STATED TASK
Print all of the entries exactly, minus the pictures.

RECORDS
————

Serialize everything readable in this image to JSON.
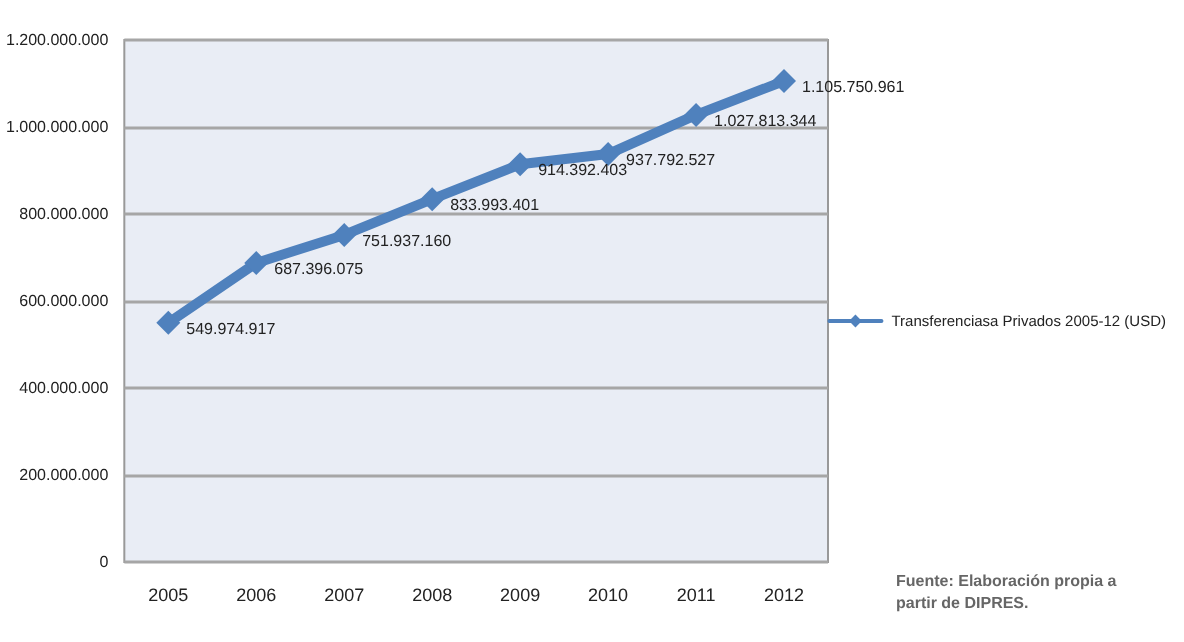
{
  "chart_data": {
    "type": "line",
    "categories": [
      "2005",
      "2006",
      "2007",
      "2008",
      "2009",
      "2010",
      "2011",
      "2012"
    ],
    "series": [
      {
        "name": "Transferenciasa Privados 2005-12 (USD)",
        "color": "#4f81bd",
        "values": [
          549974917,
          687396075,
          751937160,
          833993401,
          914392403,
          937792527,
          1027813344,
          1105750961
        ],
        "value_labels": [
          "549.974.917",
          "687.396.075",
          "751.937.160",
          "833.993.401",
          "914.392.403",
          "937.792.527",
          "1.027.813.344",
          "1.105.750.961"
        ]
      }
    ],
    "ylim": [
      0,
      1200000000
    ],
    "yticks": [
      0,
      {
        "value": 200000000,
        "label": "200.000.000"
      },
      {
        "value": 400000000,
        "label": "400.000.000"
      },
      {
        "value": 600000000,
        "label": "600.000.000"
      },
      {
        "value": 800000000,
        "label": "800.000.000"
      },
      {
        "value": 1000000000,
        "label": "1.000.000.000"
      },
      {
        "value": 1200000000,
        "label": "1.200.000.000"
      }
    ],
    "grid": "y",
    "legend": "right",
    "marker": "diamond",
    "annotations": [
      "Fuente: Elaboración propia a partir de DIPRES."
    ]
  }
}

————

RESULT BELOW
Serialize everything readable in this image to JSON.
{
  "chart_data": {
    "type": "line",
    "categories": [
      "2005",
      "2006",
      "2007",
      "2008",
      "2009",
      "2010",
      "2011",
      "2012"
    ],
    "series": [
      {
        "name": "Transferenciasa Privados 2005-12 (USD)",
        "color": "#4f81bd",
        "values": [
          549974917,
          687396075,
          751937160,
          833993401,
          914392403,
          937792527,
          1027813344,
          1105750961
        ],
        "value_labels": [
          "549.974.917",
          "687.396.075",
          "751.937.160",
          "833.993.401",
          "914.392.403",
          "937.792.527",
          "1.027.813.344",
          "1.105.750.961"
        ]
      }
    ],
    "ylim": [
      0,
      1200000000
    ],
    "yticks": [
      0,
      {
        "value": 200000000,
        "label": "200.000.000"
      },
      {
        "value": 400000000,
        "label": "400.000.000"
      },
      {
        "value": 600000000,
        "label": "600.000.000"
      },
      {
        "value": 800000000,
        "label": "800.000.000"
      },
      {
        "value": 1000000000,
        "label": "1.000.000.000"
      },
      {
        "value": 1200000000,
        "label": "1.200.000.000"
      }
    ],
    "grid": "y",
    "legend": "right",
    "marker": "diamond",
    "annotations": [
      "Fuente: Elaboración propia a partir de DIPRES."
    ]
  }
}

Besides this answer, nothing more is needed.